▸ Aim of the task: Write out all entries word for word.
--- start of Records provided ---
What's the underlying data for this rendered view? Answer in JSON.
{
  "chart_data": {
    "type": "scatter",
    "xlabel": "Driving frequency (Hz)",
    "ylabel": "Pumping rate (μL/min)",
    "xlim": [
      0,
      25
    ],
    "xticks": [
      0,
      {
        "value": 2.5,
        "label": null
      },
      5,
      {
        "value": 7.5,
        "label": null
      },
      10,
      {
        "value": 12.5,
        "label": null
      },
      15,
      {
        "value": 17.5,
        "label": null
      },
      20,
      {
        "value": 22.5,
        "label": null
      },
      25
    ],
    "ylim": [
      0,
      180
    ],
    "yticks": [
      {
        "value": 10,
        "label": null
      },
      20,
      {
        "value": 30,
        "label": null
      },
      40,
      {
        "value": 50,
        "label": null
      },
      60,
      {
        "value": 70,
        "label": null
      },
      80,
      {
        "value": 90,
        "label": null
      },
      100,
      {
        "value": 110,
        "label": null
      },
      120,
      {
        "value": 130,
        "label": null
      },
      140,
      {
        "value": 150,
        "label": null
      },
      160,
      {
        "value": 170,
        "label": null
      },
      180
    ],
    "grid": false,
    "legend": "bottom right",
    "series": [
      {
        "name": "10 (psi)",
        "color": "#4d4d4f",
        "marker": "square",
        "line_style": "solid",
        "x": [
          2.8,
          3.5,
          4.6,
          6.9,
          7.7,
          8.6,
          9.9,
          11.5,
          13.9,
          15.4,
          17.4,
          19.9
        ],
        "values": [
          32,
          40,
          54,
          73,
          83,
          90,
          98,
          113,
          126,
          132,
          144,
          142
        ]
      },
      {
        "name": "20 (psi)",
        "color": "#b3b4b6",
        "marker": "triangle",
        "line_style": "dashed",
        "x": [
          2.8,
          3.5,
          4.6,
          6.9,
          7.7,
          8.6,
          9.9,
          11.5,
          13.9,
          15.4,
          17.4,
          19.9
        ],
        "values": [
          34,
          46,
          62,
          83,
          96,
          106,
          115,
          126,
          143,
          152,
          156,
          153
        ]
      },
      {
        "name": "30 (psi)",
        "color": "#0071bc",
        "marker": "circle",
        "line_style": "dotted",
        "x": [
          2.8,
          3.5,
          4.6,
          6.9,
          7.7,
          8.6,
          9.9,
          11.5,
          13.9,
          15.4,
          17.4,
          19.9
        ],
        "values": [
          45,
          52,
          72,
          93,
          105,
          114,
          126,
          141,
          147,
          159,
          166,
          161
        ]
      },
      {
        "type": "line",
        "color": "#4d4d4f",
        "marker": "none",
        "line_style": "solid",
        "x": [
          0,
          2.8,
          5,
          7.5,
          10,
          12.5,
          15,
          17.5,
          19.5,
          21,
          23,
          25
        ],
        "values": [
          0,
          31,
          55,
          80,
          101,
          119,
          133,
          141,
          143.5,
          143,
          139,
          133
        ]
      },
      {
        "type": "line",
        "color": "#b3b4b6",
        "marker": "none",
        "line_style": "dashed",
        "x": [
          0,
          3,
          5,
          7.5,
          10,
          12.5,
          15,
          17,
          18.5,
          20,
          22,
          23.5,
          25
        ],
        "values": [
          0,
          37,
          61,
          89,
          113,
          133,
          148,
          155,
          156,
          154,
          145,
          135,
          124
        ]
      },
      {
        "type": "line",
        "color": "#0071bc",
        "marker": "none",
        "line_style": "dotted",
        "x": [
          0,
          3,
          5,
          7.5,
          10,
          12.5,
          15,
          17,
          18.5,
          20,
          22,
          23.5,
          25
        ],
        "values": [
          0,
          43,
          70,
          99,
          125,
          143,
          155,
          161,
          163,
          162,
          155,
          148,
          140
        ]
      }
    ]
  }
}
--- end of Records provided ---
▸ Output:
What's the underlying data for this rendered view? Answer in JSON.
{
  "chart_data": {
    "type": "scatter",
    "xlabel": "Driving frequency (Hz)",
    "ylabel": "Pumping rate (μL/min)",
    "xlim": [
      0,
      25
    ],
    "xticks": [
      0,
      {
        "value": 2.5,
        "label": null
      },
      5,
      {
        "value": 7.5,
        "label": null
      },
      10,
      {
        "value": 12.5,
        "label": null
      },
      15,
      {
        "value": 17.5,
        "label": null
      },
      20,
      {
        "value": 22.5,
        "label": null
      },
      25
    ],
    "ylim": [
      0,
      180
    ],
    "yticks": [
      {
        "value": 10,
        "label": null
      },
      20,
      {
        "value": 30,
        "label": null
      },
      40,
      {
        "value": 50,
        "label": null
      },
      60,
      {
        "value": 70,
        "label": null
      },
      80,
      {
        "value": 90,
        "label": null
      },
      100,
      {
        "value": 110,
        "label": null
      },
      120,
      {
        "value": 130,
        "label": null
      },
      140,
      {
        "value": 150,
        "label": null
      },
      160,
      {
        "value": 170,
        "label": null
      },
      180
    ],
    "grid": false,
    "legend": "bottom right",
    "series": [
      {
        "name": "10 (psi)",
        "color": "#4d4d4f",
        "marker": "square",
        "line_style": "solid",
        "x": [
          2.8,
          3.5,
          4.6,
          6.9,
          7.7,
          8.6,
          9.9,
          11.5,
          13.9,
          15.4,
          17.4,
          19.9
        ],
        "values": [
          32,
          40,
          54,
          73,
          83,
          90,
          98,
          113,
          126,
          132,
          144,
          142
        ]
      },
      {
        "name": "20 (psi)",
        "color": "#b3b4b6",
        "marker": "triangle",
        "line_style": "dashed",
        "x": [
          2.8,
          3.5,
          4.6,
          6.9,
          7.7,
          8.6,
          9.9,
          11.5,
          13.9,
          15.4,
          17.4,
          19.9
        ],
        "values": [
          34,
          46,
          62,
          83,
          96,
          106,
          115,
          126,
          143,
          152,
          156,
          153
        ]
      },
      {
        "name": "30 (psi)",
        "color": "#0071bc",
        "marker": "circle",
        "line_style": "dotted",
        "x": [
          2.8,
          3.5,
          4.6,
          6.9,
          7.7,
          8.6,
          9.9,
          11.5,
          13.9,
          15.4,
          17.4,
          19.9
        ],
        "values": [
          45,
          52,
          72,
          93,
          105,
          114,
          126,
          141,
          147,
          159,
          166,
          161
        ]
      },
      {
        "type": "line",
        "color": "#4d4d4f",
        "marker": "none",
        "line_style": "solid",
        "x": [
          0,
          2.8,
          5,
          7.5,
          10,
          12.5,
          15,
          17.5,
          19.5,
          21,
          23,
          25
        ],
        "values": [
          0,
          31,
          55,
          80,
          101,
          119,
          133,
          141,
          143.5,
          143,
          139,
          133
        ]
      },
      {
        "type": "line",
        "color": "#b3b4b6",
        "marker": "none",
        "line_style": "dashed",
        "x": [
          0,
          3,
          5,
          7.5,
          10,
          12.5,
          15,
          17,
          18.5,
          20,
          22,
          23.5,
          25
        ],
        "values": [
          0,
          37,
          61,
          89,
          113,
          133,
          148,
          155,
          156,
          154,
          145,
          135,
          124
        ]
      },
      {
        "type": "line",
        "color": "#0071bc",
        "marker": "none",
        "line_style": "dotted",
        "x": [
          0,
          3,
          5,
          7.5,
          10,
          12.5,
          15,
          17,
          18.5,
          20,
          22,
          23.5,
          25
        ],
        "values": [
          0,
          43,
          70,
          99,
          125,
          143,
          155,
          161,
          163,
          162,
          155,
          148,
          140
        ]
      }
    ]
  }
}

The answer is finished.